INSTRUCTION: Make an exact copy of all the data.

Stored data entries:
○ ○ ○ ○

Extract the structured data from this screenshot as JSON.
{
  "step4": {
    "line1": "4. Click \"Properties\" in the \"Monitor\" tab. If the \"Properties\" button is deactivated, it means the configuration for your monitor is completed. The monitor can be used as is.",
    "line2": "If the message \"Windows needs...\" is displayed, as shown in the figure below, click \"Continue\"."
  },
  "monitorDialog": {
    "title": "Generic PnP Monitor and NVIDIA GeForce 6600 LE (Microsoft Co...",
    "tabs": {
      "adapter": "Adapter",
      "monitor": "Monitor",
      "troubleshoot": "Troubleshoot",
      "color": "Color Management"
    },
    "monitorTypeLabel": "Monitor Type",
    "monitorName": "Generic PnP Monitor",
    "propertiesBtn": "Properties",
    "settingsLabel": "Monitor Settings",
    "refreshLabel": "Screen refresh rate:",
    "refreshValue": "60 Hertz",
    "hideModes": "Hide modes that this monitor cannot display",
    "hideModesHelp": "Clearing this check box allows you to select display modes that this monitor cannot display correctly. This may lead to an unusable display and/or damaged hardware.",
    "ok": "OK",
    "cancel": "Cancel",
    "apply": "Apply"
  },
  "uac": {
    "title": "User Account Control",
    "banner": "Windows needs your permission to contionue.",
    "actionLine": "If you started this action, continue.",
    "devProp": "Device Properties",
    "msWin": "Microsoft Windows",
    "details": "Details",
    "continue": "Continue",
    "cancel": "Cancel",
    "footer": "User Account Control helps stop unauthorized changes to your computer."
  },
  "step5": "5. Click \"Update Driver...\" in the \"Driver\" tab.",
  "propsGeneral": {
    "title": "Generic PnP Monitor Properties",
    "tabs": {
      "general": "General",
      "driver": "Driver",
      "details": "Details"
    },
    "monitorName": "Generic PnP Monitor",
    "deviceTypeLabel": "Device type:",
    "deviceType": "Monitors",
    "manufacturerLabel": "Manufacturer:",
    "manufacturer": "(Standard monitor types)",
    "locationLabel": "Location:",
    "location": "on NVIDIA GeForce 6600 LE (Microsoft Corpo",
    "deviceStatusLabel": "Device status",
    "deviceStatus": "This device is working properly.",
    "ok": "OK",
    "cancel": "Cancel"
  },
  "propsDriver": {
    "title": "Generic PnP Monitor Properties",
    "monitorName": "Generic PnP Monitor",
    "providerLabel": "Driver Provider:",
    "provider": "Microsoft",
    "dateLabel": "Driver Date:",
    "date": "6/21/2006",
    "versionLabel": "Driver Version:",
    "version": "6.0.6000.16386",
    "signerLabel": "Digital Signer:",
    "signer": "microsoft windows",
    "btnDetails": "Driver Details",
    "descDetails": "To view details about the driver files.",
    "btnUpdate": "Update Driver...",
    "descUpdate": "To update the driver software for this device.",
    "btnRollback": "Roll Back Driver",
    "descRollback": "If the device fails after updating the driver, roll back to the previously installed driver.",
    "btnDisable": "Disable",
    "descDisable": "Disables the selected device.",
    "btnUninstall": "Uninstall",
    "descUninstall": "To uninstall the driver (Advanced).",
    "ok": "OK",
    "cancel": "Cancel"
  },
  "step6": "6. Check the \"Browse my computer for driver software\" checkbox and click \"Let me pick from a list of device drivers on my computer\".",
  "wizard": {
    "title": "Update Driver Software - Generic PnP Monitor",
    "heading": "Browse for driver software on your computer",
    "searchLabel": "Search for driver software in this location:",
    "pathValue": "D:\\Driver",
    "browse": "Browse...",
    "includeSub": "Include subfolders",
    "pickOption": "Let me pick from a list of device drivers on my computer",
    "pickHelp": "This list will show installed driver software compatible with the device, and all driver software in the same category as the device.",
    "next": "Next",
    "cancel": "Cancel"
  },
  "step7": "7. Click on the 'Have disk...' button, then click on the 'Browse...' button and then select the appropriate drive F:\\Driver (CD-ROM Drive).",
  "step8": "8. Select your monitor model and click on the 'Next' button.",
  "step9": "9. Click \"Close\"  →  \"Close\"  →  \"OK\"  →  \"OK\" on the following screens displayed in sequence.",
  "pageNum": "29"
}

○ ○ ○ ○

TASK RESPONSE:
Extract the structured data from this screenshot as JSON.
{
  "step4": {
    "line1": "4. Click \"Properties\" in the \"Monitor\" tab. If the \"Properties\" button is deactivated, it means the configuration for your monitor is completed. The monitor can be used as is.",
    "line2": "If the message \"Windows needs...\" is displayed, as shown in the figure below, click \"Continue\"."
  },
  "monitorDialog": {
    "title": "Generic PnP Monitor and NVIDIA GeForce 6600 LE (Microsoft Co...",
    "tabs": {
      "adapter": "Adapter",
      "monitor": "Monitor",
      "troubleshoot": "Troubleshoot",
      "color": "Color Management"
    },
    "monitorTypeLabel": "Monitor Type",
    "monitorName": "Generic PnP Monitor",
    "propertiesBtn": "Properties",
    "settingsLabel": "Monitor Settings",
    "refreshLabel": "Screen refresh rate:",
    "refreshValue": "60 Hertz",
    "hideModes": "Hide modes that this monitor cannot display",
    "hideModesHelp": "Clearing this check box allows you to select display modes that this monitor cannot display correctly. This may lead to an unusable display and/or damaged hardware.",
    "ok": "OK",
    "cancel": "Cancel",
    "apply": "Apply"
  },
  "uac": {
    "title": "User Account Control",
    "banner": "Windows needs your permission to contionue.",
    "actionLine": "If you started this action, continue.",
    "devProp": "Device Properties",
    "msWin": "Microsoft Windows",
    "details": "Details",
    "continue": "Continue",
    "cancel": "Cancel",
    "footer": "User Account Control helps stop unauthorized changes to your computer."
  },
  "step5": "5. Click \"Update Driver...\" in the \"Driver\" tab.",
  "propsGeneral": {
    "title": "Generic PnP Monitor Properties",
    "tabs": {
      "general": "General",
      "driver": "Driver",
      "details": "Details"
    },
    "monitorName": "Generic PnP Monitor",
    "deviceTypeLabel": "Device type:",
    "deviceType": "Monitors",
    "manufacturerLabel": "Manufacturer:",
    "manufacturer": "(Standard monitor types)",
    "locationLabel": "Location:",
    "location": "on NVIDIA GeForce 6600 LE (Microsoft Corpo",
    "deviceStatusLabel": "Device status",
    "deviceStatus": "This device is working properly.",
    "ok": "OK",
    "cancel": "Cancel"
  },
  "propsDriver": {
    "title": "Generic PnP Monitor Properties",
    "monitorName": "Generic PnP Monitor",
    "providerLabel": "Driver Provider:",
    "provider": "Microsoft",
    "dateLabel": "Driver Date:",
    "date": "6/21/2006",
    "versionLabel": "Driver Version:",
    "version": "6.0.6000.16386",
    "signerLabel": "Digital Signer:",
    "signer": "microsoft windows",
    "btnDetails": "Driver Details",
    "descDetails": "To view details about the driver files.",
    "btnUpdate": "Update Driver...",
    "descUpdate": "To update the driver software for this device.",
    "btnRollback": "Roll Back Driver",
    "descRollback": "If the device fails after updating the driver, roll back to the previously installed driver.",
    "btnDisable": "Disable",
    "descDisable": "Disables the selected device.",
    "btnUninstall": "Uninstall",
    "descUninstall": "To uninstall the driver (Advanced).",
    "ok": "OK",
    "cancel": "Cancel"
  },
  "step6": "6. Check the \"Browse my computer for driver software\" checkbox and click \"Let me pick from a list of device drivers on my computer\".",
  "wizard": {
    "title": "Update Driver Software - Generic PnP Monitor",
    "heading": "Browse for driver software on your computer",
    "searchLabel": "Search for driver software in this location:",
    "pathValue": "D:\\Driver",
    "browse": "Browse...",
    "includeSub": "Include subfolders",
    "pickOption": "Let me pick from a list of device drivers on my computer",
    "pickHelp": "This list will show installed driver software compatible with the device, and all driver software in the same category as the device.",
    "next": "Next",
    "cancel": "Cancel"
  },
  "step7": "7. Click on the 'Have disk...' button, then click on the 'Browse...' button and then select the appropriate drive F:\\Driver (CD-ROM Drive).",
  "step8": "8. Select your monitor model and click on the 'Next' button.",
  "step9": "9. Click \"Close\"  →  \"Close\"  →  \"OK\"  →  \"OK\" on the following screens displayed in sequence.",
  "pageNum": "29"
}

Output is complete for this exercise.